▸ **Given exercise**:
In full and without alteration, give the listing again.

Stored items

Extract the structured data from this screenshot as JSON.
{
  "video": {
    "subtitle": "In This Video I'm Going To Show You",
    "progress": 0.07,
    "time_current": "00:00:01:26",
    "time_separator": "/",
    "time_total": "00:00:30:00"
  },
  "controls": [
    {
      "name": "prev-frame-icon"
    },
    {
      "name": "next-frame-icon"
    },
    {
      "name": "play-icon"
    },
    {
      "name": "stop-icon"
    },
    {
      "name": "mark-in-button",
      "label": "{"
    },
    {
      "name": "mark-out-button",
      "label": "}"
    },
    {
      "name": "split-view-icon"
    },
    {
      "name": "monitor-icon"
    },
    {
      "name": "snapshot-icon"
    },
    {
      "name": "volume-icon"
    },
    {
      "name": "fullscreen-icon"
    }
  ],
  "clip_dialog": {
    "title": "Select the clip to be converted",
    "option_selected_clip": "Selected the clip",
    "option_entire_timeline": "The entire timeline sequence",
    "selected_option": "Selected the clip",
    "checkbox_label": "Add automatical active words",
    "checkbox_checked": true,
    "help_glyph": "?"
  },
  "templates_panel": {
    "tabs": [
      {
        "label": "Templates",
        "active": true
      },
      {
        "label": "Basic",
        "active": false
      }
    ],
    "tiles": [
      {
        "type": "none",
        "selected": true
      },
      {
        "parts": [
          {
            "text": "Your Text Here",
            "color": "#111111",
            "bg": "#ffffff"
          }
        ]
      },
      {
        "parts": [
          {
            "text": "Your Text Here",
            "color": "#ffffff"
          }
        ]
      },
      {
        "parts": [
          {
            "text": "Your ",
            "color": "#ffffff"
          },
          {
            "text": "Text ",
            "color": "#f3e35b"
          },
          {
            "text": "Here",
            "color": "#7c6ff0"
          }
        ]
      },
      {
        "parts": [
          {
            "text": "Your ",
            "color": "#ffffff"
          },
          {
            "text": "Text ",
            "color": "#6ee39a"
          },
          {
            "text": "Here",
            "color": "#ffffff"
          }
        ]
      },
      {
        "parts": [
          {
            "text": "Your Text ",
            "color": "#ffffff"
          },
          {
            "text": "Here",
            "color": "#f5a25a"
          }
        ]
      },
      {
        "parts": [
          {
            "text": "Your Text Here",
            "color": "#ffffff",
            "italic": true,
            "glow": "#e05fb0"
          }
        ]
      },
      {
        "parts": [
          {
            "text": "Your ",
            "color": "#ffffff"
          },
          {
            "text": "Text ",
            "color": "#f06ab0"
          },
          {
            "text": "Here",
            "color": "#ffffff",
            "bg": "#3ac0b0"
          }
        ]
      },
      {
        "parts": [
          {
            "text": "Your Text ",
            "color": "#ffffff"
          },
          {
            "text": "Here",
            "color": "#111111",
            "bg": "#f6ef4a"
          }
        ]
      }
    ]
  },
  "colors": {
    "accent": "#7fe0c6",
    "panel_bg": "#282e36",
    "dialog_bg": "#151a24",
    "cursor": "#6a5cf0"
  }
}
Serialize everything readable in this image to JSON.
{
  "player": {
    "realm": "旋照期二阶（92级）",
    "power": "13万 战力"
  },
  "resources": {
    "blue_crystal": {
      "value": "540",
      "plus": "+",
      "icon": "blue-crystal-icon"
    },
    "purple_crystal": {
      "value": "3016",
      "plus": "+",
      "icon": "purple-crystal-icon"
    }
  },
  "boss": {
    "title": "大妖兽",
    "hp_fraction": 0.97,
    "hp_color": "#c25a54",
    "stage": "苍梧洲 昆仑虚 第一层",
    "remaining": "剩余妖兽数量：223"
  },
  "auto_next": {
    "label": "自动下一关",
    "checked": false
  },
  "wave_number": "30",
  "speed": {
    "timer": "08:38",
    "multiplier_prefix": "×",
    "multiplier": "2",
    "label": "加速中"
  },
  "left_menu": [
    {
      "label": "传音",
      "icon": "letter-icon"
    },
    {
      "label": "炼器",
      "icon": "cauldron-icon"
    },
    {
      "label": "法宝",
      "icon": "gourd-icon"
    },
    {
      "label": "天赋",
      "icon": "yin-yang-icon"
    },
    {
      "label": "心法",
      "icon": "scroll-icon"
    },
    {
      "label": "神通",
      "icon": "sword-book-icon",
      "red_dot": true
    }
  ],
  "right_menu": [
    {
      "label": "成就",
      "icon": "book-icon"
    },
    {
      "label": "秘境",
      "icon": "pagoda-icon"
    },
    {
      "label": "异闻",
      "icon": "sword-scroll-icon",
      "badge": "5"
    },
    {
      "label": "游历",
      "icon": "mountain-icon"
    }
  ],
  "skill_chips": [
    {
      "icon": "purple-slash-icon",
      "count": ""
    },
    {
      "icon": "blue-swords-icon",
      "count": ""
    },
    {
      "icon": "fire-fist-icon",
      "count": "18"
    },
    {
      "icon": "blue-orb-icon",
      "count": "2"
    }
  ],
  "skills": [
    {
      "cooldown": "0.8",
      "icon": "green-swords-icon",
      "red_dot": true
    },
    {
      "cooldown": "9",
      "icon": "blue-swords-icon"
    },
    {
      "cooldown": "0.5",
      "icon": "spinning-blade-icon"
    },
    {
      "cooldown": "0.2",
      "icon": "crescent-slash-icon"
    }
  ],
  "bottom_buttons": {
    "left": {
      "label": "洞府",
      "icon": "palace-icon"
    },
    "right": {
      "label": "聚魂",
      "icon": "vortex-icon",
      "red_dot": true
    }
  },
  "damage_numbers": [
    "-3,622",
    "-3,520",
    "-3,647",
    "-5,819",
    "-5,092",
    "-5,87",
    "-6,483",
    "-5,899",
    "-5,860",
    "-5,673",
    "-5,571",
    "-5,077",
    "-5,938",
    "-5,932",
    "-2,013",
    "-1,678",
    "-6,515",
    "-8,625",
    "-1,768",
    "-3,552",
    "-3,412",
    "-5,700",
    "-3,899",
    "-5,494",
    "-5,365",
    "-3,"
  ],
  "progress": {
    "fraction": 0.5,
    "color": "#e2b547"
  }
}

▸ **Solution**:
Extract the structured data from this screenshot as JSON.
{
  "video": {
    "subtitle": "In This Video I'm Going To Show You",
    "progress": 0.07,
    "time_current": "00:00:01:26",
    "time_separator": "/",
    "time_total": "00:00:30:00"
  },
  "controls": [
    {
      "name": "prev-frame-icon"
    },
    {
      "name": "next-frame-icon"
    },
    {
      "name": "play-icon"
    },
    {
      "name": "stop-icon"
    },
    {
      "name": "mark-in-button",
      "label": "{"
    },
    {
      "name": "mark-out-button",
      "label": "}"
    },
    {
      "name": "split-view-icon"
    },
    {
      "name": "monitor-icon"
    },
    {
      "name": "snapshot-icon"
    },
    {
      "name": "volume-icon"
    },
    {
      "name": "fullscreen-icon"
    }
  ],
  "clip_dialog": {
    "title": "Select the clip to be converted",
    "option_selected_clip": "Selected the clip",
    "option_entire_timeline": "The entire timeline sequence",
    "selected_option": "Selected the clip",
    "checkbox_label": "Add automatical active words",
    "checkbox_checked": true,
    "help_glyph": "?"
  },
  "templates_panel": {
    "tabs": [
      {
        "label": "Templates",
        "active": true
      },
      {
        "label": "Basic",
        "active": false
      }
    ],
    "tiles": [
      {
        "type": "none",
        "selected": true
      },
      {
        "parts": [
          {
            "text": "Your Text Here",
            "color": "#111111",
            "bg": "#ffffff"
          }
        ]
      },
      {
        "parts": [
          {
            "text": "Your Text Here",
            "color": "#ffffff"
          }
        ]
      },
      {
        "parts": [
          {
            "text": "Your ",
            "color": "#ffffff"
          },
          {
            "text": "Text ",
            "color": "#f3e35b"
          },
          {
            "text": "Here",
            "color": "#7c6ff0"
          }
        ]
      },
      {
        "parts": [
          {
            "text": "Your ",
            "color": "#ffffff"
          },
          {
            "text": "Text ",
            "color": "#6ee39a"
          },
          {
            "text": "Here",
            "color": "#ffffff"
          }
        ]
      },
      {
        "parts": [
          {
            "text": "Your Text ",
            "color": "#ffffff"
          },
          {
            "text": "Here",
            "color": "#f5a25a"
          }
        ]
      },
      {
        "parts": [
          {
            "text": "Your Text Here",
            "color": "#ffffff",
            "italic": true,
            "glow": "#e05fb0"
          }
        ]
      },
      {
        "parts": [
          {
            "text": "Your ",
            "color": "#ffffff"
          },
          {
            "text": "Text ",
            "color": "#f06ab0"
          },
          {
            "text": "Here",
            "color": "#ffffff",
            "bg": "#3ac0b0"
          }
        ]
      },
      {
        "parts": [
          {
            "text": "Your Text ",
            "color": "#ffffff"
          },
          {
            "text": "Here",
            "color": "#111111",
            "bg": "#f6ef4a"
          }
        ]
      }
    ]
  },
  "colors": {
    "accent": "#7fe0c6",
    "panel_bg": "#282e36",
    "dialog_bg": "#151a24",
    "cursor": "#6a5cf0"
  }
}
Serialize everything readable in this image to JSON.
{
  "player": {
    "realm": "旋照期二阶（92级）",
    "power": "13万 战力"
  },
  "resources": {
    "blue_crystal": {
      "value": "540",
      "plus": "+",
      "icon": "blue-crystal-icon"
    },
    "purple_crystal": {
      "value": "3016",
      "plus": "+",
      "icon": "purple-crystal-icon"
    }
  },
  "boss": {
    "title": "大妖兽",
    "hp_fraction": 0.97,
    "hp_color": "#c25a54",
    "stage": "苍梧洲 昆仑虚 第一层",
    "remaining": "剩余妖兽数量：223"
  },
  "auto_next": {
    "label": "自动下一关",
    "checked": false
  },
  "wave_number": "30",
  "speed": {
    "timer": "08:38",
    "multiplier_prefix": "×",
    "multiplier": "2",
    "label": "加速中"
  },
  "left_menu": [
    {
      "label": "传音",
      "icon": "letter-icon"
    },
    {
      "label": "炼器",
      "icon": "cauldron-icon"
    },
    {
      "label": "法宝",
      "icon": "gourd-icon"
    },
    {
      "label": "天赋",
      "icon": "yin-yang-icon"
    },
    {
      "label": "心法",
      "icon": "scroll-icon"
    },
    {
      "label": "神通",
      "icon": "sword-book-icon",
      "red_dot": true
    }
  ],
  "right_menu": [
    {
      "label": "成就",
      "icon": "book-icon"
    },
    {
      "label": "秘境",
      "icon": "pagoda-icon"
    },
    {
      "label": "异闻",
      "icon": "sword-scroll-icon",
      "badge": "5"
    },
    {
      "label": "游历",
      "icon": "mountain-icon"
    }
  ],
  "skill_chips": [
    {
      "icon": "purple-slash-icon",
      "count": ""
    },
    {
      "icon": "blue-swords-icon",
      "count": ""
    },
    {
      "icon": "fire-fist-icon",
      "count": "18"
    },
    {
      "icon": "blue-orb-icon",
      "count": "2"
    }
  ],
  "skills": [
    {
      "cooldown": "0.8",
      "icon": "green-swords-icon",
      "red_dot": true
    },
    {
      "cooldown": "9",
      "icon": "blue-swords-icon"
    },
    {
      "cooldown": "0.5",
      "icon": "spinning-blade-icon"
    },
    {
      "cooldown": "0.2",
      "icon": "crescent-slash-icon"
    }
  ],
  "bottom_buttons": {
    "left": {
      "label": "洞府",
      "icon": "palace-icon"
    },
    "right": {
      "label": "聚魂",
      "icon": "vortex-icon",
      "red_dot": true
    }
  },
  "damage_numbers": [
    "-3,622",
    "-3,520",
    "-3,647",
    "-5,819",
    "-5,092",
    "-5,87",
    "-6,483",
    "-5,899",
    "-5,860",
    "-5,673",
    "-5,571",
    "-5,077",
    "-5,938",
    "-5,932",
    "-2,013",
    "-1,678",
    "-6,515",
    "-8,625",
    "-1,768",
    "-3,552",
    "-3,412",
    "-5,700",
    "-3,899",
    "-5,494",
    "-5,365",
    "-3,"
  ],
  "progress": {
    "fraction": 0.5,
    "color": "#e2b547"
  }
}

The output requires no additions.